(Data records)
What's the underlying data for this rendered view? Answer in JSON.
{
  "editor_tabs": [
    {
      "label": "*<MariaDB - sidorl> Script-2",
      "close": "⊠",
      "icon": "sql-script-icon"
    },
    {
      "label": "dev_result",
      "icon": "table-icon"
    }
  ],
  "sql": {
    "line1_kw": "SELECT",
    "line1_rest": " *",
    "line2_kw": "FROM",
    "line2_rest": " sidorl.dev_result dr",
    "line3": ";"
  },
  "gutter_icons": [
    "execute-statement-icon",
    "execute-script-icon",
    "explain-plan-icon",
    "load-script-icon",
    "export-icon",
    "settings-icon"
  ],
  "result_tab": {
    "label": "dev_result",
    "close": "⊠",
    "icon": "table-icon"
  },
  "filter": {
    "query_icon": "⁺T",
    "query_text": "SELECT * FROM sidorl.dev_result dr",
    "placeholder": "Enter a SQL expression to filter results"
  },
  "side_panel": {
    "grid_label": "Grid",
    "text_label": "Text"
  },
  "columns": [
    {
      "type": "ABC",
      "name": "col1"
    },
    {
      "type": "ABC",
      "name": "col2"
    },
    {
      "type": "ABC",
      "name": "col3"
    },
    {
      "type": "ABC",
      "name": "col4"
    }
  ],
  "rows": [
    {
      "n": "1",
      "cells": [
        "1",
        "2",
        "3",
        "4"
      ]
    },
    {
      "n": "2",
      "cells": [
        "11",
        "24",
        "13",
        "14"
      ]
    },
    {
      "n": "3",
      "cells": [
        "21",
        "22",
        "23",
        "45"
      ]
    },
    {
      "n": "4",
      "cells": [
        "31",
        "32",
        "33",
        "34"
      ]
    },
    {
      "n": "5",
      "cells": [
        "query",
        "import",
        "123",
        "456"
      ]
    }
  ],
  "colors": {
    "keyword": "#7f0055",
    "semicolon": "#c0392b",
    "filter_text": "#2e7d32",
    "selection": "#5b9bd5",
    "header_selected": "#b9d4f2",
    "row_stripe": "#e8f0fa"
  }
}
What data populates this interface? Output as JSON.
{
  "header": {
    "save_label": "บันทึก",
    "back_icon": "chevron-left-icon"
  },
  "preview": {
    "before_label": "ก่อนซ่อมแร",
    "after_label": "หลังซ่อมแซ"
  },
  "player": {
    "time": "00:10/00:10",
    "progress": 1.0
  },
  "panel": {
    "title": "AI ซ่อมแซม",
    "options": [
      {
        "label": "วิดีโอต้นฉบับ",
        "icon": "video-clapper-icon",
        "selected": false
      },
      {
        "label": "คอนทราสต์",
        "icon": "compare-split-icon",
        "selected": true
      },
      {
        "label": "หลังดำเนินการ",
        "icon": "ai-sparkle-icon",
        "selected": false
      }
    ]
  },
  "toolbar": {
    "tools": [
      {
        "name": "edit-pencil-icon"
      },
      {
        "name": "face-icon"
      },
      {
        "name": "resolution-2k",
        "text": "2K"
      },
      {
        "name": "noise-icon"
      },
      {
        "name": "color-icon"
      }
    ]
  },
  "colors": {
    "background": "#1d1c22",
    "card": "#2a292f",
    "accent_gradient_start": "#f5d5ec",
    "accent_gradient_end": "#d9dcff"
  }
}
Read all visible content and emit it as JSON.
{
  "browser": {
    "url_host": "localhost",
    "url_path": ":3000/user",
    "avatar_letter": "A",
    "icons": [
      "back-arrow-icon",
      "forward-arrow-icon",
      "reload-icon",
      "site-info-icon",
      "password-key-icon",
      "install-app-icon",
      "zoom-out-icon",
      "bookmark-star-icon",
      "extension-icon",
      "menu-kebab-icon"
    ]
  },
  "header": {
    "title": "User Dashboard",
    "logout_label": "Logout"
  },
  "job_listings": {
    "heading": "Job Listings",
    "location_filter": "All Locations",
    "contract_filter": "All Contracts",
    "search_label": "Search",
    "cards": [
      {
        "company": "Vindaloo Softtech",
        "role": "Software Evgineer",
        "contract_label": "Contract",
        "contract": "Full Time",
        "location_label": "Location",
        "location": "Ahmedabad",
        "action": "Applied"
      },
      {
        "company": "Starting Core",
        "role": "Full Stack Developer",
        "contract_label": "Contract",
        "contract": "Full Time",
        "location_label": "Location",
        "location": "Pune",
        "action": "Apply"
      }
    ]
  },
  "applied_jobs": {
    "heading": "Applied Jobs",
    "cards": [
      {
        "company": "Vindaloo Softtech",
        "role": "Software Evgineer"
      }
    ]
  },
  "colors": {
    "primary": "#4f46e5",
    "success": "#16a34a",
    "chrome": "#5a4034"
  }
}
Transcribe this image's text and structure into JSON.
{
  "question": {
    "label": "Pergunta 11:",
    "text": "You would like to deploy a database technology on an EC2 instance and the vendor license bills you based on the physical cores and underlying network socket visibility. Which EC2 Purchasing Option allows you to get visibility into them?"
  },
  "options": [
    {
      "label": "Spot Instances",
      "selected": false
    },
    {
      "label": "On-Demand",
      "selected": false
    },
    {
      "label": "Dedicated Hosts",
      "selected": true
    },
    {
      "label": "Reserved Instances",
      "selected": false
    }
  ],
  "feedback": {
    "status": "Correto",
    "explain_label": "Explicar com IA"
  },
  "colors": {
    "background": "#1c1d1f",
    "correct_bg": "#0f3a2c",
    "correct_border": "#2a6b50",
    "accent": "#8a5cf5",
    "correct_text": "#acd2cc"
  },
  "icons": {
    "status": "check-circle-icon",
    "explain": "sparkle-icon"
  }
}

» Problem statement: Copy out the full listing exactly.

» Task output:
What's the underlying data for this rendered view? Answer in JSON.
{
  "editor_tabs": [
    {
      "label": "*<MariaDB - sidorl> Script-2",
      "close": "⊠",
      "icon": "sql-script-icon"
    },
    {
      "label": "dev_result",
      "icon": "table-icon"
    }
  ],
  "sql": {
    "line1_kw": "SELECT",
    "line1_rest": " *",
    "line2_kw": "FROM",
    "line2_rest": " sidorl.dev_result dr",
    "line3": ";"
  },
  "gutter_icons": [
    "execute-statement-icon",
    "execute-script-icon",
    "explain-plan-icon",
    "load-script-icon",
    "export-icon",
    "settings-icon"
  ],
  "result_tab": {
    "label": "dev_result",
    "close": "⊠",
    "icon": "table-icon"
  },
  "filter": {
    "query_icon": "⁺T",
    "query_text": "SELECT * FROM sidorl.dev_result dr",
    "placeholder": "Enter a SQL expression to filter results"
  },
  "side_panel": {
    "grid_label": "Grid",
    "text_label": "Text"
  },
  "columns": [
    {
      "type": "ABC",
      "name": "col1"
    },
    {
      "type": "ABC",
      "name": "col2"
    },
    {
      "type": "ABC",
      "name": "col3"
    },
    {
      "type": "ABC",
      "name": "col4"
    }
  ],
  "rows": [
    {
      "n": "1",
      "cells": [
        "1",
        "2",
        "3",
        "4"
      ]
    },
    {
      "n": "2",
      "cells": [
        "11",
        "24",
        "13",
        "14"
      ]
    },
    {
      "n": "3",
      "cells": [
        "21",
        "22",
        "23",
        "45"
      ]
    },
    {
      "n": "4",
      "cells": [
        "31",
        "32",
        "33",
        "34"
      ]
    },
    {
      "n": "5",
      "cells": [
        "query",
        "import",
        "123",
        "456"
      ]
    }
  ],
  "colors": {
    "keyword": "#7f0055",
    "semicolon": "#c0392b",
    "filter_text": "#2e7d32",
    "selection": "#5b9bd5",
    "header_selected": "#b9d4f2",
    "row_stripe": "#e8f0fa"
  }
}
What data populates this interface? Output as JSON.
{
  "header": {
    "save_label": "บันทึก",
    "back_icon": "chevron-left-icon"
  },
  "preview": {
    "before_label": "ก่อนซ่อมแร",
    "after_label": "หลังซ่อมแซ"
  },
  "player": {
    "time": "00:10/00:10",
    "progress": 1.0
  },
  "panel": {
    "title": "AI ซ่อมแซม",
    "options": [
      {
        "label": "วิดีโอต้นฉบับ",
        "icon": "video-clapper-icon",
        "selected": false
      },
      {
        "label": "คอนทราสต์",
        "icon": "compare-split-icon",
        "selected": true
      },
      {
        "label": "หลังดำเนินการ",
        "icon": "ai-sparkle-icon",
        "selected": false
      }
    ]
  },
  "toolbar": {
    "tools": [
      {
        "name": "edit-pencil-icon"
      },
      {
        "name": "face-icon"
      },
      {
        "name": "resolution-2k",
        "text": "2K"
      },
      {
        "name": "noise-icon"
      },
      {
        "name": "color-icon"
      }
    ]
  },
  "colors": {
    "background": "#1d1c22",
    "card": "#2a292f",
    "accent_gradient_start": "#f5d5ec",
    "accent_gradient_end": "#d9dcff"
  }
}
Read all visible content and emit it as JSON.
{
  "browser": {
    "url_host": "localhost",
    "url_path": ":3000/user",
    "avatar_letter": "A",
    "icons": [
      "back-arrow-icon",
      "forward-arrow-icon",
      "reload-icon",
      "site-info-icon",
      "password-key-icon",
      "install-app-icon",
      "zoom-out-icon",
      "bookmark-star-icon",
      "extension-icon",
      "menu-kebab-icon"
    ]
  },
  "header": {
    "title": "User Dashboard",
    "logout_label": "Logout"
  },
  "job_listings": {
    "heading": "Job Listings",
    "location_filter": "All Locations",
    "contract_filter": "All Contracts",
    "search_label": "Search",
    "cards": [
      {
        "company": "Vindaloo Softtech",
        "role": "Software Evgineer",
        "contract_label": "Contract",
        "contract": "Full Time",
        "location_label": "Location",
        "location": "Ahmedabad",
        "action": "Applied"
      },
      {
        "company": "Starting Core",
        "role": "Full Stack Developer",
        "contract_label": "Contract",
        "contract": "Full Time",
        "location_label": "Location",
        "location": "Pune",
        "action": "Apply"
      }
    ]
  },
  "applied_jobs": {
    "heading": "Applied Jobs",
    "cards": [
      {
        "company": "Vindaloo Softtech",
        "role": "Software Evgineer"
      }
    ]
  },
  "colors": {
    "primary": "#4f46e5",
    "success": "#16a34a",
    "chrome": "#5a4034"
  }
}
Transcribe this image's text and structure into JSON.
{
  "question": {
    "label": "Pergunta 11:",
    "text": "You would like to deploy a database technology on an EC2 instance and the vendor license bills you based on the physical cores and underlying network socket visibility. Which EC2 Purchasing Option allows you to get visibility into them?"
  },
  "options": [
    {
      "label": "Spot Instances",
      "selected": false
    },
    {
      "label": "On-Demand",
      "selected": false
    },
    {
      "label": "Dedicated Hosts",
      "selected": true
    },
    {
      "label": "Reserved Instances",
      "selected": false
    }
  ],
  "feedback": {
    "status": "Correto",
    "explain_label": "Explicar com IA"
  },
  "colors": {
    "background": "#1c1d1f",
    "correct_bg": "#0f3a2c",
    "correct_border": "#2a6b50",
    "accent": "#8a5cf5",
    "correct_text": "#acd2cc"
  },
  "icons": {
    "status": "check-circle-icon",
    "explain": "sparkle-icon"
  }
}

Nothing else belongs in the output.